Data items
• • •
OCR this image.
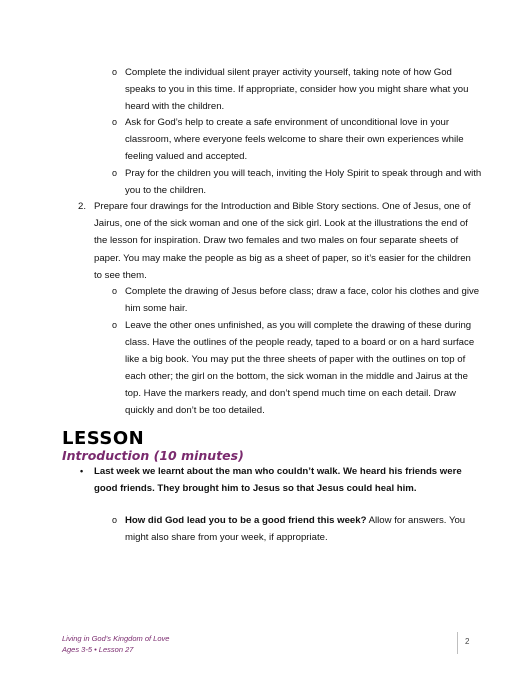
o Complete the individual silent prayer activity yourself, taking note of how God speaks to you in this time. If appropriate, consider how you might share what you heard with the children.
o Ask for God’s help to create a safe environment of unconditional love in your classroom, where everyone feels welcome to share their own experiences while feeling valued and accepted.
o Pray for the children you will teach, inviting the Holy Spirit to speak through and with you to the children.
2. Prepare four drawings for the Introduction and Bible Story sections. One of Jesus, one of Jairus, one of the sick woman and one of the sick girl. Look at the illustrations the end of the lesson for inspiration. Draw two females and two males on four separate sheets of paper. You may make the people as big as a sheet of paper, so it’s easier for the children to see them.
o Complete the drawing of Jesus before class; draw a face, color his clothes and give him some hair.
o Leave the other ones unfinished, as you will complete the drawing of these during class. Have the outlines of the people ready, taped to a board or on a hard surface like a big book. You may put the three sheets of paper with the outlines on top of each other; the girl on the bottom, the sick woman in the middle and Jairus at the top. Have the markers ready, and don’t spend much time on each detail. Draw quickly and don’t be too detailed.
LESSON
Introduction (10 minutes)
•	Last week we learnt about the man who couldn’t walk. We heard his friends were good friends. They brought him to Jesus so that Jesus could heal him.
o How did God lead you to be a good friend this week? Allow for answers. You might also share from your week, if appropriate.
Living in God’s Kingdom of Love
Ages 3-5 • Lesson 27
2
• • •
_TASK TO COMPLETE_. Write out the full set of lines verbatim, without the pictures.

_RESULT_.
OCR this image.
o Complete the individual silent prayer activity yourself, taking note of how God speaks to you in this time. If appropriate, consider how you might share what you heard with the children.
o Ask for God’s help to create a safe environment of unconditional love in your classroom, where everyone feels welcome to share their own experiences while feeling valued and accepted.
o Pray for the children you will teach, inviting the Holy Spirit to speak through and with you to the children.
2. Prepare four drawings for the Introduction and Bible Story sections. One of Jesus, one of Jairus, one of the sick woman and one of the sick girl. Look at the illustrations the end of the lesson for inspiration. Draw two females and two males on four separate sheets of paper. You may make the people as big as a sheet of paper, so it’s easier for the children to see them.
o Complete the drawing of Jesus before class; draw a face, color his clothes and give him some hair.
o Leave the other ones unfinished, as you will complete the drawing of these during class. Have the outlines of the people ready, taped to a board or on a hard surface like a big book. You may put the three sheets of paper with the outlines on top of each other; the girl on the bottom, the sick woman in the middle and Jairus at the top. Have the markers ready, and don’t spend much time on each detail. Draw quickly and don’t be too detailed.
LESSON
Introduction (10 minutes)
•	Last week we learnt about the man who couldn’t walk. We heard his friends were good friends. They brought him to Jesus so that Jesus could heal him.
o How did God lead you to be a good friend this week? Allow for answers. You might also share from your week, if appropriate.
Living in God’s Kingdom of Love
Ages 3-5 • Lesson 27
2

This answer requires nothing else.